• _Aim of the task_
Search the data for the word "ucrtbased" and copy every line that contains it.
* Begin Records supplied *
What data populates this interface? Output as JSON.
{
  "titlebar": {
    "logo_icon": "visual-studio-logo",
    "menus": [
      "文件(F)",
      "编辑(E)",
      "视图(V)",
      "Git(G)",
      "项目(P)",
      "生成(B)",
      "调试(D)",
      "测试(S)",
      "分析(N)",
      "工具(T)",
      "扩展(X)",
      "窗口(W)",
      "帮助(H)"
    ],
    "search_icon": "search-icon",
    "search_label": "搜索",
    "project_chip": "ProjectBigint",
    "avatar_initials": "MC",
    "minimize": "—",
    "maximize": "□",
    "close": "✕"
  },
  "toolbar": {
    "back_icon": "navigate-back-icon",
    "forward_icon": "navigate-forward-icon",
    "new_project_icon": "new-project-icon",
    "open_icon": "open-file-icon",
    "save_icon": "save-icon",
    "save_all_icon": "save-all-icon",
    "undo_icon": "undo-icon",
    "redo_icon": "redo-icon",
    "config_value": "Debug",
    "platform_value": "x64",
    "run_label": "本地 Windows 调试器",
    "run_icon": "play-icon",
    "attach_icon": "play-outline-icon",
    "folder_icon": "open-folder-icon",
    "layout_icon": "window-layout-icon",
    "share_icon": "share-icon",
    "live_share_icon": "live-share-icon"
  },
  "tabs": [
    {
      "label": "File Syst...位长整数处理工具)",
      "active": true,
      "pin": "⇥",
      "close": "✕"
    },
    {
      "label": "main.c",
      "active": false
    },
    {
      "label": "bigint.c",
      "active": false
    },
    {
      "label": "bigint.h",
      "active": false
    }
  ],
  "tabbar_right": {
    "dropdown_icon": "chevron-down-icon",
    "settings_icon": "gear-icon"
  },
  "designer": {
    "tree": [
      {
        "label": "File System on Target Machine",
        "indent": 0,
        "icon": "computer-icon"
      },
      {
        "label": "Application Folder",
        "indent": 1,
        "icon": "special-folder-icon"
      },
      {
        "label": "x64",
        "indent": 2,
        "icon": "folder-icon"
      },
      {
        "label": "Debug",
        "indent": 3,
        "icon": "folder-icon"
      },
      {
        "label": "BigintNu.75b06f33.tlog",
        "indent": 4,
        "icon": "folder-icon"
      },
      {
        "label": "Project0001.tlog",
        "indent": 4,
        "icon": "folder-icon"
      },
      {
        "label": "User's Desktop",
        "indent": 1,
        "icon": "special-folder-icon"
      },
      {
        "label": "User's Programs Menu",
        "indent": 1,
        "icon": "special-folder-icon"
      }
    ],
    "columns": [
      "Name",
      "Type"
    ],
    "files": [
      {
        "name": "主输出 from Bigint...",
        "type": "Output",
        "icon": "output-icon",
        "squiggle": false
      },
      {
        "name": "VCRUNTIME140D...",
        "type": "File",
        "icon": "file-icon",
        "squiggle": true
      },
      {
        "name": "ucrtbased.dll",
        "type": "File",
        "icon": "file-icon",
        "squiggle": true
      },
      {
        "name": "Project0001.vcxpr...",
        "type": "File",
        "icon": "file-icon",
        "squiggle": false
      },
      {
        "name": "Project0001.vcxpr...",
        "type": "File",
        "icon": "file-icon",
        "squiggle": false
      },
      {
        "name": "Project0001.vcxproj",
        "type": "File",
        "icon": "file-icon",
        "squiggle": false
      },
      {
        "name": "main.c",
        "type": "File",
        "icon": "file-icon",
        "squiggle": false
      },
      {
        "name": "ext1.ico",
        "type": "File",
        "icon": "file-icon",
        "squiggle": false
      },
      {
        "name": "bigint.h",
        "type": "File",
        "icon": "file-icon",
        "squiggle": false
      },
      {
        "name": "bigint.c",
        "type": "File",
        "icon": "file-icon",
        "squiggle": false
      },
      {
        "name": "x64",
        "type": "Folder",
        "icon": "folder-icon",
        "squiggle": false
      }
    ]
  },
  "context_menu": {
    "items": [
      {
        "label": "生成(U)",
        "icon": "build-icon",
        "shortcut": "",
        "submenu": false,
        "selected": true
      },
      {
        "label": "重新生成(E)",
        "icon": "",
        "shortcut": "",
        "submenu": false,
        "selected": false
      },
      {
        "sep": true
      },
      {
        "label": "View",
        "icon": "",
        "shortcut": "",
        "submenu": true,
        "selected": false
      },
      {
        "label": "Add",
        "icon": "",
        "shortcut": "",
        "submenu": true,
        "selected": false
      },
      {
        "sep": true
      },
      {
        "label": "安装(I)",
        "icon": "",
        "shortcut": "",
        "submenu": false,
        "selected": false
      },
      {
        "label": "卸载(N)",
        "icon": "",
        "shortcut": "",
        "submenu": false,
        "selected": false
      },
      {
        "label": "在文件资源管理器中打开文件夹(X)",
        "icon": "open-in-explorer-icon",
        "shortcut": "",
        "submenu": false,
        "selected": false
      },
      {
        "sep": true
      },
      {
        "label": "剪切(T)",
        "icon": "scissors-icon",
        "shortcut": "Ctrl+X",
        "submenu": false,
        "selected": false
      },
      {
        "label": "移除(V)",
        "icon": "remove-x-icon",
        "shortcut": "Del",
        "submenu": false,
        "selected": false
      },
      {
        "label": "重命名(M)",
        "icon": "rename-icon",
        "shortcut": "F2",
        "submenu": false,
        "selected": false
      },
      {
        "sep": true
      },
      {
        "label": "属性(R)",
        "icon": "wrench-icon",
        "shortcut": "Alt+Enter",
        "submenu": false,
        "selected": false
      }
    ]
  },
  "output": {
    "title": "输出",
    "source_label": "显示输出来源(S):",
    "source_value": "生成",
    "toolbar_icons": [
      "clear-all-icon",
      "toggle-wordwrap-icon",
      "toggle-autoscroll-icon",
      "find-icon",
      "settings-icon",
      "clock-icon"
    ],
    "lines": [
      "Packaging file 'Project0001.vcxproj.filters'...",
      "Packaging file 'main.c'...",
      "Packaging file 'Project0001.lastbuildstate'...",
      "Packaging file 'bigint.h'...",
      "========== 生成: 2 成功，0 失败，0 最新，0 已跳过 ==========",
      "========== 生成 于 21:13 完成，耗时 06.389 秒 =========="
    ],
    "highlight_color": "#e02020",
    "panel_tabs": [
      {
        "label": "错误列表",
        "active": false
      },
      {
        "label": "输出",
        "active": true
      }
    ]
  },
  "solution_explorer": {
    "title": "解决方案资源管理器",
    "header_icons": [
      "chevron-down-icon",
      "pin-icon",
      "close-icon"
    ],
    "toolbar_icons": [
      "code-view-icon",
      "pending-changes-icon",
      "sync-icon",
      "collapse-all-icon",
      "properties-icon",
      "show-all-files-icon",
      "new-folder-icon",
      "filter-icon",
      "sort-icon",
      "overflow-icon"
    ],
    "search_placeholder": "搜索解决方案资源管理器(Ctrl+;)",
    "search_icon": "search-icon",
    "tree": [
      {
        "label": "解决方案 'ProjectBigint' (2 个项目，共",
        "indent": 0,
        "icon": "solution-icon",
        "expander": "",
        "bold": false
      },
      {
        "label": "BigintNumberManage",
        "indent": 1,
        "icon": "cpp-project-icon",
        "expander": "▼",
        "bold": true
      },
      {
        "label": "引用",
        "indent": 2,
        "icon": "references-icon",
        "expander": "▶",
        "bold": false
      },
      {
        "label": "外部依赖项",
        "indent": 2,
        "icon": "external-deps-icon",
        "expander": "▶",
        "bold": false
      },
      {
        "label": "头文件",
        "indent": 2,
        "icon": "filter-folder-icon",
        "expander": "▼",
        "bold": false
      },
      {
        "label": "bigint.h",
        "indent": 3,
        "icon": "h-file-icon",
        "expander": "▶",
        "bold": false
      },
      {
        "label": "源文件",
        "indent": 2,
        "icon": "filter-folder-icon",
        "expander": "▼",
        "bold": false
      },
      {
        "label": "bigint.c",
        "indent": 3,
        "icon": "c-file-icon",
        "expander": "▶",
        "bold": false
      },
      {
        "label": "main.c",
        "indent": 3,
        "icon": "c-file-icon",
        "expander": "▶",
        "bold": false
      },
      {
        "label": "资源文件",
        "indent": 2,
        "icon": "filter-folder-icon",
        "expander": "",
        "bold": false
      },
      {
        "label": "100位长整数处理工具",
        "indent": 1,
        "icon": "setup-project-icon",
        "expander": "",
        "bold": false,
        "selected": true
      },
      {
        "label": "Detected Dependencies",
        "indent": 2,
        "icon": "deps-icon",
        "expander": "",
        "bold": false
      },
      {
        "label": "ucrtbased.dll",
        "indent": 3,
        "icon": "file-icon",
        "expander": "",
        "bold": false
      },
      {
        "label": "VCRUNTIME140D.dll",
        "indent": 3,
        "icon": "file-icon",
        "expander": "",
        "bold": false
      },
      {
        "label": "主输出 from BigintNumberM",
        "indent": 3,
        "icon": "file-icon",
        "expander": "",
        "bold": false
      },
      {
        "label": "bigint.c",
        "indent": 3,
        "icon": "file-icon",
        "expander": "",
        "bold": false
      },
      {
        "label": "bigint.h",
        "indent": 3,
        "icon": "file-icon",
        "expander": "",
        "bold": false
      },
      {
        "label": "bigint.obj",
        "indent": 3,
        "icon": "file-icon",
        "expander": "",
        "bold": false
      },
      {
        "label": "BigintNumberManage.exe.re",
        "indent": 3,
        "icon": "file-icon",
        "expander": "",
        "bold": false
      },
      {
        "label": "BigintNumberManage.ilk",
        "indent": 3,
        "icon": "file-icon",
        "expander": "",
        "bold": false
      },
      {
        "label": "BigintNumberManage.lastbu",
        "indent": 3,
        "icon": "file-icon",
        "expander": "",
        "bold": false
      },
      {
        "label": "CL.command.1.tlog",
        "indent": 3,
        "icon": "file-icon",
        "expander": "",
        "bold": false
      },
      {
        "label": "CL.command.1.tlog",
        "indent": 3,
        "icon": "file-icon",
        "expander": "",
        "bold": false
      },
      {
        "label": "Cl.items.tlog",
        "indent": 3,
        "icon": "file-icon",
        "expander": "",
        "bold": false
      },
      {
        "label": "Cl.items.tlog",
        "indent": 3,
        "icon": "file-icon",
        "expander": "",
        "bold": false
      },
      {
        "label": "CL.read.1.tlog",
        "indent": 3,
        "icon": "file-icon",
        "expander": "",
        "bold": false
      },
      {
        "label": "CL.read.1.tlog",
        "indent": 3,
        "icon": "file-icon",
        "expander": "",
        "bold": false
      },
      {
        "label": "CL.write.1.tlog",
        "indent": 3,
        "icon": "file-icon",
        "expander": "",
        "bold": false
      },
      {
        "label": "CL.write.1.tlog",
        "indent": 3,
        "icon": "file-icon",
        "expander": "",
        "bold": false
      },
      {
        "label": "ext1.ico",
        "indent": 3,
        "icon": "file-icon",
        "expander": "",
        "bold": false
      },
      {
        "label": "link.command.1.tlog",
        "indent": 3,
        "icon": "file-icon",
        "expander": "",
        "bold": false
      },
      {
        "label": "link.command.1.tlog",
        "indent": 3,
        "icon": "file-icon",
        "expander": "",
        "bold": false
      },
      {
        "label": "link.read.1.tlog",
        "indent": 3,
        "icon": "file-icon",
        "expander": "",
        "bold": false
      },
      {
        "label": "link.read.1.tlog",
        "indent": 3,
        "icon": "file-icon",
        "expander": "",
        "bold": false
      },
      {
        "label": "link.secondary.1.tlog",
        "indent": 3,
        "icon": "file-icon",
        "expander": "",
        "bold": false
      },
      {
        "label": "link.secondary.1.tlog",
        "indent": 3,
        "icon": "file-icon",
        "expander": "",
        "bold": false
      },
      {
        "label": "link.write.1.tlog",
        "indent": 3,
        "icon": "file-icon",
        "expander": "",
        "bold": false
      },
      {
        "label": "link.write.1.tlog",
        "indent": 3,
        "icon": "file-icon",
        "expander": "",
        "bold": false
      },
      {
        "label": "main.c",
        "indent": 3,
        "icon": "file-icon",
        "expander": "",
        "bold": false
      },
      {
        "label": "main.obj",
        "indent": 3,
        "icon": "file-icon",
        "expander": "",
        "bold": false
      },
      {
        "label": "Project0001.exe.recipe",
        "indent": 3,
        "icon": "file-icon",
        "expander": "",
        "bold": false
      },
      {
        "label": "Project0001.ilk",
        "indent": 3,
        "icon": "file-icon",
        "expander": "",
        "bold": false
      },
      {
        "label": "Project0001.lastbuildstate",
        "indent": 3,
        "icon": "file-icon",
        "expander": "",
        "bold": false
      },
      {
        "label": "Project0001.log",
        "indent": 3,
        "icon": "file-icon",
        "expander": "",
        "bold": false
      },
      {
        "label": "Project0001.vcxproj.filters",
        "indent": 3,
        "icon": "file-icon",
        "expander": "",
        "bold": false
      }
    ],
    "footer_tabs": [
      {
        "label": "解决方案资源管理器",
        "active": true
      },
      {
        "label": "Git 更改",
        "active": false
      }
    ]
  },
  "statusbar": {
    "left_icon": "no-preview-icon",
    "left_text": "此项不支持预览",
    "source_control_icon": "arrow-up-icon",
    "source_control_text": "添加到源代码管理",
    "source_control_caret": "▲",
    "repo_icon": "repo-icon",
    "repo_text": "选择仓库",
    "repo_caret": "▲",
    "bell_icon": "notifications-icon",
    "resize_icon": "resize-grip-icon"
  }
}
* End Records supplied *
• _Worked solution_
        "name": "ucrtbased.dll",
        "label": "ucrtbased.dll",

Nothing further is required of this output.